-------- DATASET RECORDS --------

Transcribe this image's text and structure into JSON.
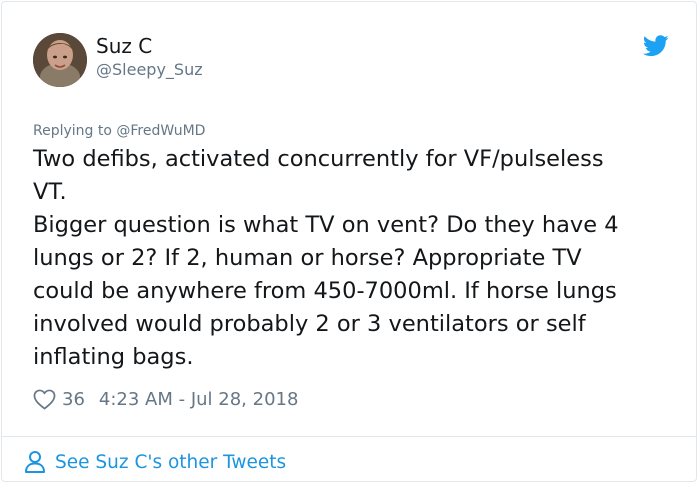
{
  "user": {
    "name": "Suz C",
    "handle": "@Sleepy_Suz",
    "avatar_icon": "profile-photo"
  },
  "reply": {
    "prefix": "Replying to ",
    "target": "@FredWuMD"
  },
  "tweet": {
    "text": "Two defibs, activated concurrently for VF/pulseless\nVT.\nBigger question is what TV on vent? Do they have 4\nlungs or 2? If 2, human or horse? Appropriate TV\ncould be anywhere from 450-7000ml. If horse lungs\ninvolved would probably 2 or 3 ventilators or self\ninflating bags."
  },
  "meta": {
    "like_icon": "heart-icon",
    "likes": "36",
    "timestamp": "4:23 AM - Jul 28, 2018"
  },
  "footer": {
    "icon": "person-icon",
    "label": "See Suz C's other Tweets"
  },
  "colors": {
    "accent": "#1b95e0",
    "twitter_blue": "#1da1f2",
    "secondary_text": "#657786",
    "primary_text": "#14171a",
    "border": "#e1e8ed"
  }
}
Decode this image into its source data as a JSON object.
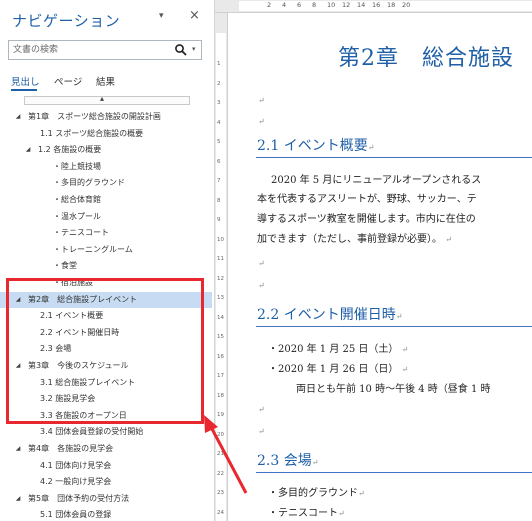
{
  "nav": {
    "title": "ナビゲーション",
    "dropdown_glyph": "▾",
    "close_glyph": "×",
    "search_placeholder": "文書の検索",
    "search_dd_glyph": "▾",
    "tabs": [
      "見出し",
      "ページ",
      "結果"
    ],
    "collapse_glyph": "▴",
    "items": [
      {
        "tri": "◢",
        "text": "第1章　スポーツ総合施設の開設計画"
      },
      {
        "tri": "",
        "text": "1.1 スポーツ総合施設の概要"
      },
      {
        "tri": "◢",
        "text": "1.2 各施設の概要"
      },
      {
        "tri": "",
        "text": "・陸上競技場"
      },
      {
        "tri": "",
        "text": "・多目的グラウンド"
      },
      {
        "tri": "",
        "text": "・総合体育館"
      },
      {
        "tri": "",
        "text": "・温水プール"
      },
      {
        "tri": "",
        "text": "・テニスコート"
      },
      {
        "tri": "",
        "text": "・トレーニングルーム"
      },
      {
        "tri": "",
        "text": "・食堂"
      },
      {
        "tri": "",
        "text": "・宿泊施設"
      },
      {
        "tri": "◢",
        "text": "第2章　総合施設プレイベント"
      },
      {
        "tri": "",
        "text": "2.1 イベント概要"
      },
      {
        "tri": "",
        "text": "2.2 イベント開催日時"
      },
      {
        "tri": "",
        "text": "2.3 会場"
      },
      {
        "tri": "◢",
        "text": "第3章　今後のスケジュール"
      },
      {
        "tri": "",
        "text": "3.1 総合施設プレイベント"
      },
      {
        "tri": "",
        "text": "3.2 施設見学会"
      },
      {
        "tri": "",
        "text": "3.3 各施設のオープン日"
      },
      {
        "tri": "",
        "text": "3.4 団体会員登録の受付開始"
      },
      {
        "tri": "◢",
        "text": "第4章　各施設の見学会"
      },
      {
        "tri": "",
        "text": "4.1 団体向け見学会"
      },
      {
        "tri": "",
        "text": "4.2 一般向け見学会"
      },
      {
        "tri": "◢",
        "text": "第5章　団体予約の受付方法"
      },
      {
        "tri": "",
        "text": "5.1 団体会員の登録"
      },
      {
        "tri": "",
        "text": "5.2 団体予約の受付開始"
      }
    ],
    "selected_index": 11
  },
  "ruler": {
    "top_numbers": [
      "2",
      "4",
      "6",
      "8",
      "10",
      "12",
      "14",
      "16",
      "18",
      "20"
    ],
    "left_numbers": [
      "1",
      "2",
      "3",
      "4",
      "5",
      "6",
      "7",
      "8",
      "9",
      "10",
      "11",
      "12",
      "13",
      "14",
      "15",
      "16",
      "17",
      "18",
      "19",
      "20",
      "21",
      "22",
      "23",
      "24"
    ]
  },
  "doc": {
    "chapter_title": "第2章　総合施設",
    "para_mark": "↵",
    "h_event_overview": "2.1 イベント概要",
    "overview_lines": [
      "2020 年 5 月にリニューアルオープンされるス",
      "本を代表するアスリートが、野球、サッカー、テ",
      "導するスポーツ教室を開催します。市内に在住の",
      "加できます（ただし、事前登録が必要）。"
    ],
    "h_event_dates": "2.2 イベント開催日時",
    "date_lines": [
      "・2020 年 1 月 25 日（土）",
      "・2020 年 1 月 26 日（日）",
      "両日とも午前 10 時～午後 4 時（昼食 1 時"
    ],
    "h_venue": "2.3 会場",
    "venue_lines": [
      "・多目的グラウンド",
      "・テニスコート"
    ]
  },
  "colors": {
    "accent": "#1f5fa8",
    "highlight_box": "#e8272e",
    "selection": "#c7dcf2"
  }
}
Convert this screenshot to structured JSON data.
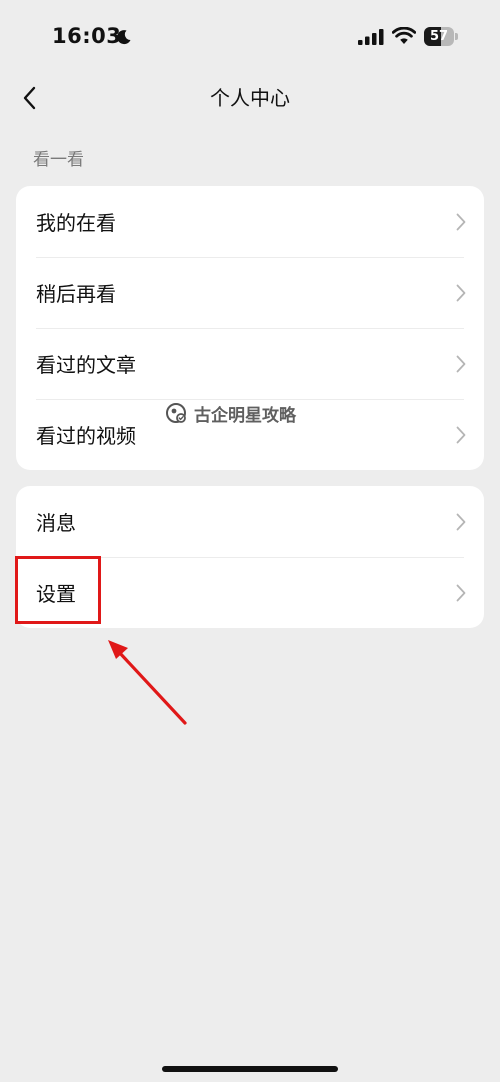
{
  "status_bar": {
    "time": "16:03",
    "battery_level": "57",
    "battery_fraction": 0.57,
    "icons": [
      "moon-icon",
      "cellular-signal-icon",
      "wifi-icon",
      "battery-icon"
    ]
  },
  "nav": {
    "title": "个人中心",
    "back_icon": "chevron-left-icon"
  },
  "section": {
    "label": "看一看"
  },
  "card_watch": {
    "items": [
      {
        "label": "我的在看"
      },
      {
        "label": "稍后再看"
      },
      {
        "label": "看过的文章"
      },
      {
        "label": "看过的视频"
      }
    ]
  },
  "card_settings": {
    "items": [
      {
        "label": "消息"
      },
      {
        "label": "设置"
      }
    ]
  },
  "watermark": {
    "text": "古企明星攻略"
  },
  "colors": {
    "background": "#ededed",
    "card": "#ffffff",
    "annotation_red": "#e01818"
  }
}
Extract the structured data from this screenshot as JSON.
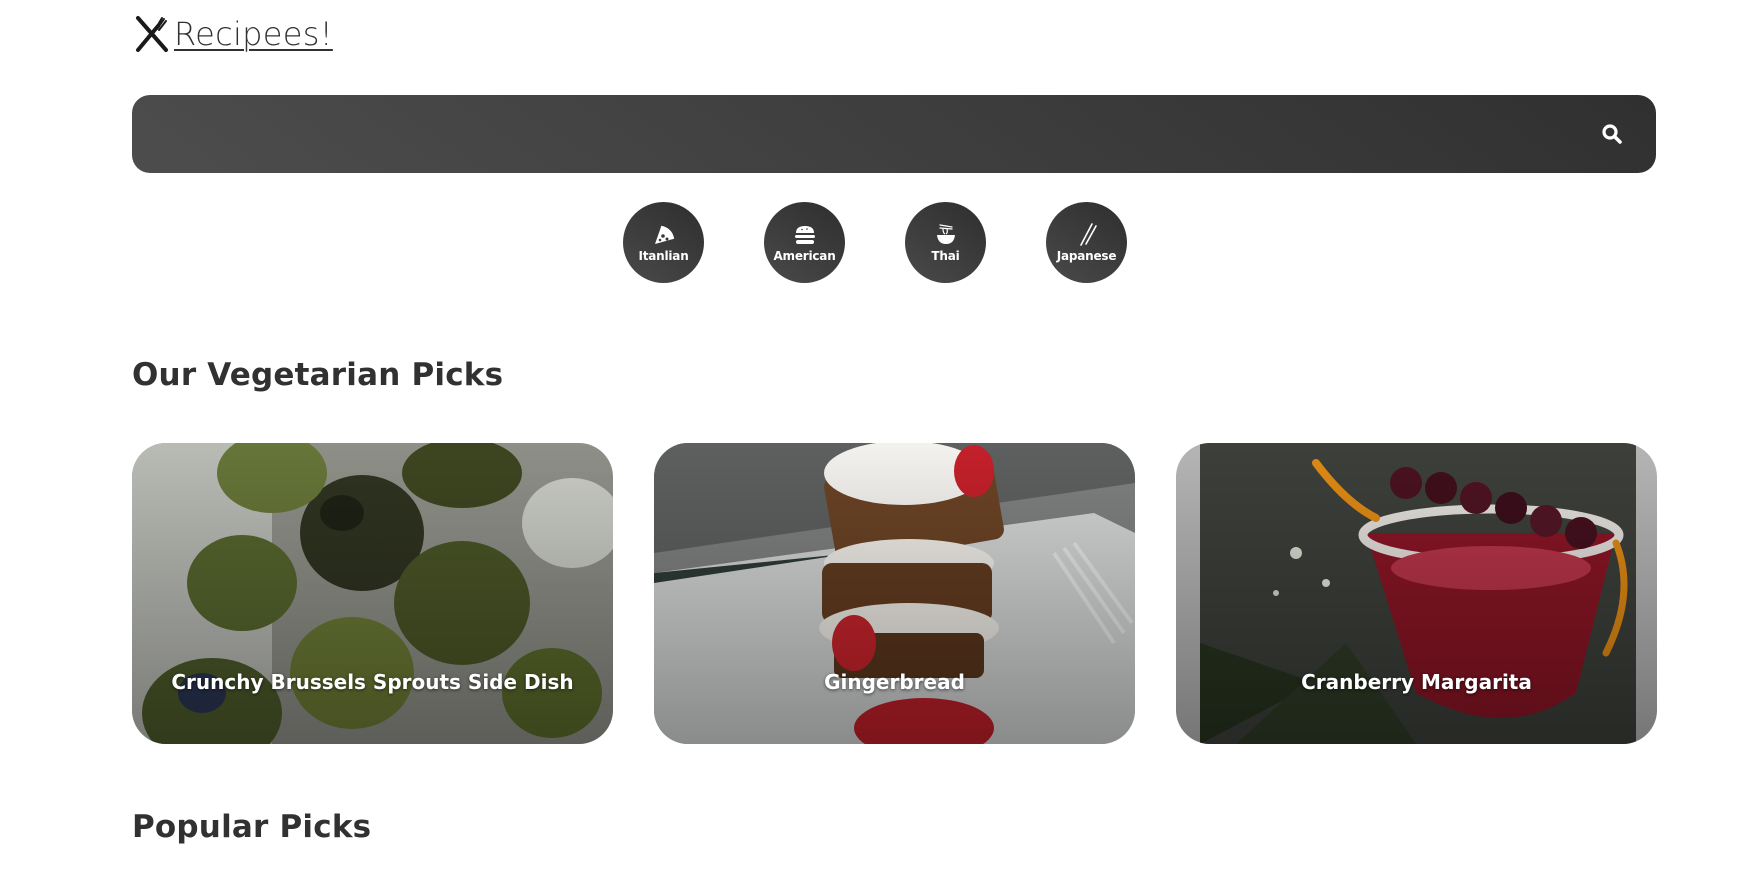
{
  "logo": {
    "text": "Recipees!",
    "icon": "fork-knife-icon"
  },
  "search": {
    "value": "",
    "placeholder": "",
    "icon": "search-icon"
  },
  "cuisines": [
    {
      "label": "Itanlian",
      "icon": "pizza-icon"
    },
    {
      "label": "American",
      "icon": "burger-icon"
    },
    {
      "label": "Thai",
      "icon": "noodle-bowl-icon"
    },
    {
      "label": "Japanese",
      "icon": "chopsticks-icon"
    }
  ],
  "sections": {
    "vegetarian": {
      "title": "Our Vegetarian Picks",
      "cards": [
        {
          "title": "Crunchy Brussels Sprouts Side Dish"
        },
        {
          "title": "Gingerbread"
        },
        {
          "title": "Cranberry Margarita"
        }
      ]
    },
    "popular": {
      "title": "Popular Picks"
    }
  },
  "colors": {
    "text": "#313131",
    "accent_dark": "#3a3a3a",
    "background": "#ffffff"
  }
}
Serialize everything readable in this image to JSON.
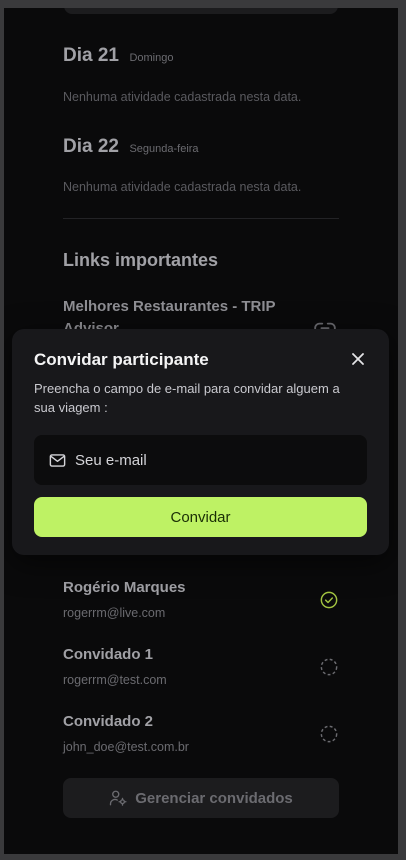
{
  "activities": [
    {
      "day": "Dia 21",
      "weekday": "Domingo",
      "empty_text": "Nenhuma atividade cadastrada nesta data."
    },
    {
      "day": "Dia 22",
      "weekday": "Segunda-feira",
      "empty_text": "Nenhuma atividade cadastrada nesta data."
    }
  ],
  "links_section": {
    "title": "Links importantes",
    "items": [
      {
        "title": "Melhores Restaurantes - TRIP Advisor"
      }
    ]
  },
  "guests": {
    "items": [
      {
        "name": "Rogério Marques",
        "email": "rogerrm@live.com",
        "status": "confirmed"
      },
      {
        "name": "Convidado 1",
        "email": "rogerrm@test.com",
        "status": "pending"
      },
      {
        "name": "Convidado 2",
        "email": "john_doe@test.com.br",
        "status": "pending"
      }
    ],
    "manage_label": "Gerenciar convidados"
  },
  "modal": {
    "title": "Convidar participante",
    "description": "Preencha o campo de e-mail para convidar alguem a sua viagem :",
    "email_placeholder": "Seu e-mail",
    "invite_label": "Convidar"
  },
  "colors": {
    "accent": "#bef264",
    "background": "#0a0a0b",
    "modal_background": "#18181b"
  },
  "icons": {
    "close": "close-icon",
    "mail": "mail-icon",
    "link": "link-icon",
    "confirmed": "circle-check-icon",
    "pending": "circle-dashed-icon",
    "manage": "user-cog-icon"
  }
}
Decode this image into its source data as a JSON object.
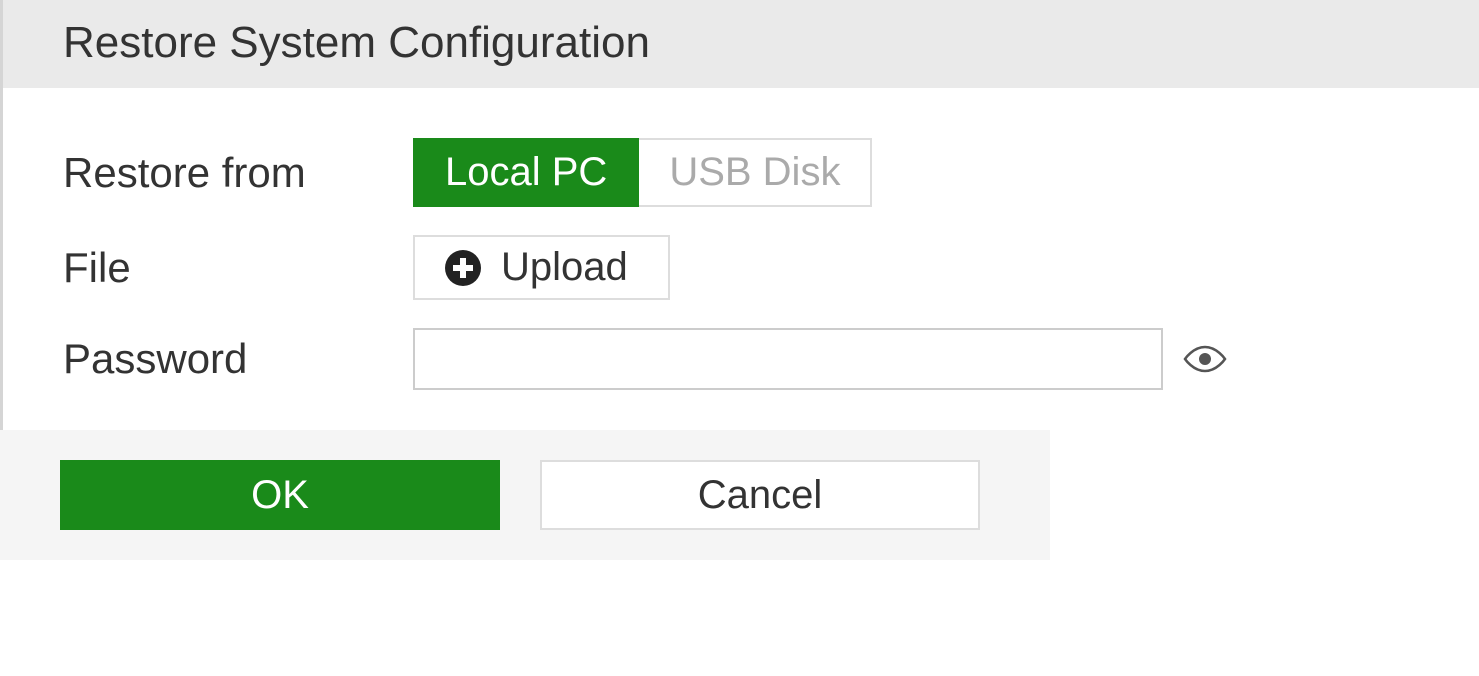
{
  "header": {
    "title": "Restore System Configuration"
  },
  "form": {
    "restore_from": {
      "label": "Restore from",
      "options": {
        "local_pc": "Local PC",
        "usb_disk": "USB Disk"
      }
    },
    "file": {
      "label": "File",
      "upload_label": "Upload"
    },
    "password": {
      "label": "Password",
      "value": ""
    }
  },
  "footer": {
    "ok_label": "OK",
    "cancel_label": "Cancel"
  }
}
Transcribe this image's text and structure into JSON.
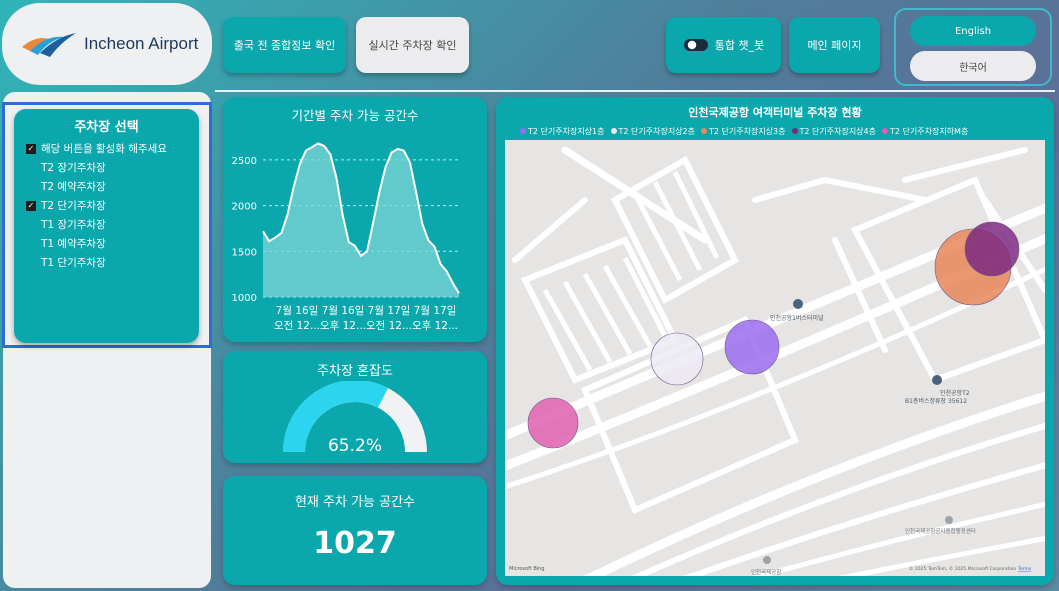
{
  "header": {
    "logo_text": "Incheon Airport",
    "buttons": {
      "pre_departure": "출국 전 종합정보 확인",
      "realtime_parking": "실시간 주차장 확인",
      "chatbot": "통합 챗_봇",
      "main_page": "메인 페이지"
    },
    "languages": {
      "english": "English",
      "korean": "한국어"
    }
  },
  "slicer": {
    "title": "주차장 선택",
    "items": [
      {
        "label": "해당 버튼을 활성화 해주세요",
        "checked": true
      },
      {
        "label": "T2 장기주차장",
        "checked": false
      },
      {
        "label": "T2 예약주차장",
        "checked": false
      },
      {
        "label": "T2 단기주차장",
        "checked": true
      },
      {
        "label": "T1 장기주차장",
        "checked": false
      },
      {
        "label": "T1 예약주차장",
        "checked": false
      },
      {
        "label": "T1 단기주차장",
        "checked": false
      }
    ]
  },
  "availability_chart": {
    "title": "기간별 주차 가능 공간수",
    "chart_data": {
      "type": "area",
      "yticks": [
        1000,
        1500,
        2000,
        2500
      ],
      "ylim": [
        1000,
        2750
      ],
      "xticks": [
        [
          "7월 16일",
          "오전 12..."
        ],
        [
          "7월 16일",
          "오후 12..."
        ],
        [
          "7월 17일",
          "오전 12..."
        ],
        [
          "7월 17일",
          "오후 12..."
        ]
      ],
      "values": [
        1720,
        1610,
        1650,
        1700,
        1900,
        2200,
        2450,
        2600,
        2640,
        2680,
        2650,
        2560,
        2300,
        1900,
        1600,
        1560,
        1450,
        1500,
        1820,
        2150,
        2420,
        2580,
        2620,
        2600,
        2470,
        2150,
        1800,
        1620,
        1550,
        1360,
        1280,
        1150,
        1040
      ]
    }
  },
  "congestion": {
    "title": "주차장 혼잡도",
    "value_label": "65.2%",
    "fraction": 0.652,
    "fill_color": "#2bd5f0",
    "track_color": "#f0f2f3"
  },
  "current_available": {
    "title": "현재 주차 가능 공간수",
    "value": "1027"
  },
  "map": {
    "title": "인천국제공항 여객터미널 주차장 현황",
    "legend": [
      {
        "label": "T2 단기주차장지상1층",
        "color": "#9b6cf0"
      },
      {
        "label": "T2 단기주차장지상2층",
        "color": "#eceaf5"
      },
      {
        "label": "T2 단기주차장지상3층",
        "color": "#e8875a"
      },
      {
        "label": "T2 단기주차장지상4층",
        "color": "#7b2a80"
      },
      {
        "label": "T2 단기주차장지하M층",
        "color": "#e060b0"
      }
    ],
    "labels": {
      "bus_terminal": "인천공항1버스터미널",
      "bus_stop_line1": "인천공항T2",
      "bus_stop_line2": "B1층버스정류장 35612",
      "bottom_building": "인천국제공항공사종합행정센터",
      "bottom_road": "인천국제공항",
      "attribution": "© 2025 TomTom, © 2025 Microsoft Corporation",
      "terms": "Terms",
      "brand": "Microsoft Bing"
    }
  }
}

--------

■ **WRITTEN PROBLEM**
Check each line above for "this" and return the ones that have it.

■ **SOLUTION BELOW**
Transcribe this image's text and structure into JSON.
Decode this image into its source data as a JSON object.
Convert this screenshot to structured JSON data.
Extract the structured data from this screenshot as JSON.
Serialize everything readable in this image to JSON.
Decode this image into its source data as a JSON object.
Transcribe this image's text and structure into JSON.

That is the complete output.